## begin DATA TO USE

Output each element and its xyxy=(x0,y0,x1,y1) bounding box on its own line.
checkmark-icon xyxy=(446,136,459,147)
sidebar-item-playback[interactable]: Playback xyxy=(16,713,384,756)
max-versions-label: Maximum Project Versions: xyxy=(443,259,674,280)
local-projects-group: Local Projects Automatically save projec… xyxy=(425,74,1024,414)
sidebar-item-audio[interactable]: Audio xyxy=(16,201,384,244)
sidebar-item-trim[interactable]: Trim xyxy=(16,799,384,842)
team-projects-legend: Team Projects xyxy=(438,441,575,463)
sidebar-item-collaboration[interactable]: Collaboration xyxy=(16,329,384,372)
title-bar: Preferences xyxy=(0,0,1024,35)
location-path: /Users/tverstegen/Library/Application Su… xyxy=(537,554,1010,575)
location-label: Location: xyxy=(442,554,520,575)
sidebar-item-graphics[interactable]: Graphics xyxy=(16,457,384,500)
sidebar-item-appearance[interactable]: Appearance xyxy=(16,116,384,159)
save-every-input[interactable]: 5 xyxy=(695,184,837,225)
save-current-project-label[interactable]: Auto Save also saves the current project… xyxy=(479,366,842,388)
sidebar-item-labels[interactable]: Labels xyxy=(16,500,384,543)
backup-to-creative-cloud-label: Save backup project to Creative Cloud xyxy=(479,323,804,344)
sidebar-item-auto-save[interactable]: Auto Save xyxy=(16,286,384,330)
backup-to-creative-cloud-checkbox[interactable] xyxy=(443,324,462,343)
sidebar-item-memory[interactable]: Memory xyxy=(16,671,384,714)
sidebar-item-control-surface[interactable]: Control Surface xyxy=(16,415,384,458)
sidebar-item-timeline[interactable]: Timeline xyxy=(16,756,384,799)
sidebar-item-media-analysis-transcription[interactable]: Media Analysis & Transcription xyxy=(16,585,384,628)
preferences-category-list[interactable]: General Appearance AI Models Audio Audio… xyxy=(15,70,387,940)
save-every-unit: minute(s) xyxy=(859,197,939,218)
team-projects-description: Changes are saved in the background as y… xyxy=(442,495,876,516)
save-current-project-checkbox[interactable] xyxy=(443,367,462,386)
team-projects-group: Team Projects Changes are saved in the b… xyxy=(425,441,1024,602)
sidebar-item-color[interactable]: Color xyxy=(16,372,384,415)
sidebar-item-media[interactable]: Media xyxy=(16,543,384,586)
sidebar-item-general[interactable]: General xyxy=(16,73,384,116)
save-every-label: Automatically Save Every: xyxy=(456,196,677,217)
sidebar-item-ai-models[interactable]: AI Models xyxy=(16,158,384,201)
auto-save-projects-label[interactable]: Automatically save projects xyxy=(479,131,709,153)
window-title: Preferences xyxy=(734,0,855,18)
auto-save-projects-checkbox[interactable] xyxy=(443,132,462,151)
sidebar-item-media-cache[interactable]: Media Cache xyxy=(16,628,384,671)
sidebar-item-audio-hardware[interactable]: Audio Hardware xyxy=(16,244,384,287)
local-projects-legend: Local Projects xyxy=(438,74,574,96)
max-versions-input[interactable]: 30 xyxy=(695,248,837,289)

## end DATA TO USE

DIRECTION:
Rewrite all of the records, putting "minutes" wherever "minute(s)" appears and leaving every other part unchanged.

RESPONSE BELOW:
Output each element and its xyxy=(x0,y0,x1,y1) bounding box on its own line.
checkmark-icon xyxy=(446,136,459,147)
sidebar-item-playback[interactable]: Playback xyxy=(16,713,384,756)
max-versions-label: Maximum Project Versions: xyxy=(443,259,674,280)
local-projects-group: Local Projects Automatically save projec… xyxy=(425,74,1024,414)
sidebar-item-audio[interactable]: Audio xyxy=(16,201,384,244)
sidebar-item-trim[interactable]: Trim xyxy=(16,799,384,842)
team-projects-legend: Team Projects xyxy=(438,441,575,463)
sidebar-item-collaboration[interactable]: Collaboration xyxy=(16,329,384,372)
title-bar: Preferences xyxy=(0,0,1024,35)
location-path: /Users/tverstegen/Library/Application Su… xyxy=(537,554,1010,575)
location-label: Location: xyxy=(442,554,520,575)
sidebar-item-graphics[interactable]: Graphics xyxy=(16,457,384,500)
sidebar-item-appearance[interactable]: Appearance xyxy=(16,116,384,159)
save-every-input[interactable]: 5 xyxy=(695,184,837,225)
save-current-project-label[interactable]: Auto Save also saves the current project… xyxy=(479,366,842,388)
sidebar-item-labels[interactable]: Labels xyxy=(16,500,384,543)
backup-to-creative-cloud-label: Save backup project to Creative Cloud xyxy=(479,323,804,344)
sidebar-item-auto-save[interactable]: Auto Save xyxy=(16,286,384,330)
backup-to-creative-cloud-checkbox[interactable] xyxy=(443,324,462,343)
sidebar-item-memory[interactable]: Memory xyxy=(16,671,384,714)
sidebar-item-control-surface[interactable]: Control Surface xyxy=(16,415,384,458)
sidebar-item-timeline[interactable]: Timeline xyxy=(16,756,384,799)
sidebar-item-media-analysis-transcription[interactable]: Media Analysis & Transcription xyxy=(16,585,384,628)
preferences-category-list[interactable]: General Appearance AI Models Audio Audio… xyxy=(15,70,387,940)
save-every-unit: minutes xyxy=(859,197,939,218)
team-projects-description: Changes are saved in the background as y… xyxy=(442,495,876,516)
save-current-project-checkbox[interactable] xyxy=(443,367,462,386)
team-projects-group: Team Projects Changes are saved in the b… xyxy=(425,441,1024,602)
sidebar-item-color[interactable]: Color xyxy=(16,372,384,415)
sidebar-item-media[interactable]: Media xyxy=(16,543,384,586)
sidebar-item-general[interactable]: General xyxy=(16,73,384,116)
save-every-label: Automatically Save Every: xyxy=(456,196,677,217)
sidebar-item-ai-models[interactable]: AI Models xyxy=(16,158,384,201)
auto-save-projects-label[interactable]: Automatically save projects xyxy=(479,131,709,153)
window-title: Preferences xyxy=(734,0,855,18)
auto-save-projects-checkbox[interactable] xyxy=(443,132,462,151)
sidebar-item-media-cache[interactable]: Media Cache xyxy=(16,628,384,671)
sidebar-item-audio-hardware[interactable]: Audio Hardware xyxy=(16,244,384,287)
local-projects-legend: Local Projects xyxy=(438,74,574,96)
max-versions-input[interactable]: 30 xyxy=(695,248,837,289)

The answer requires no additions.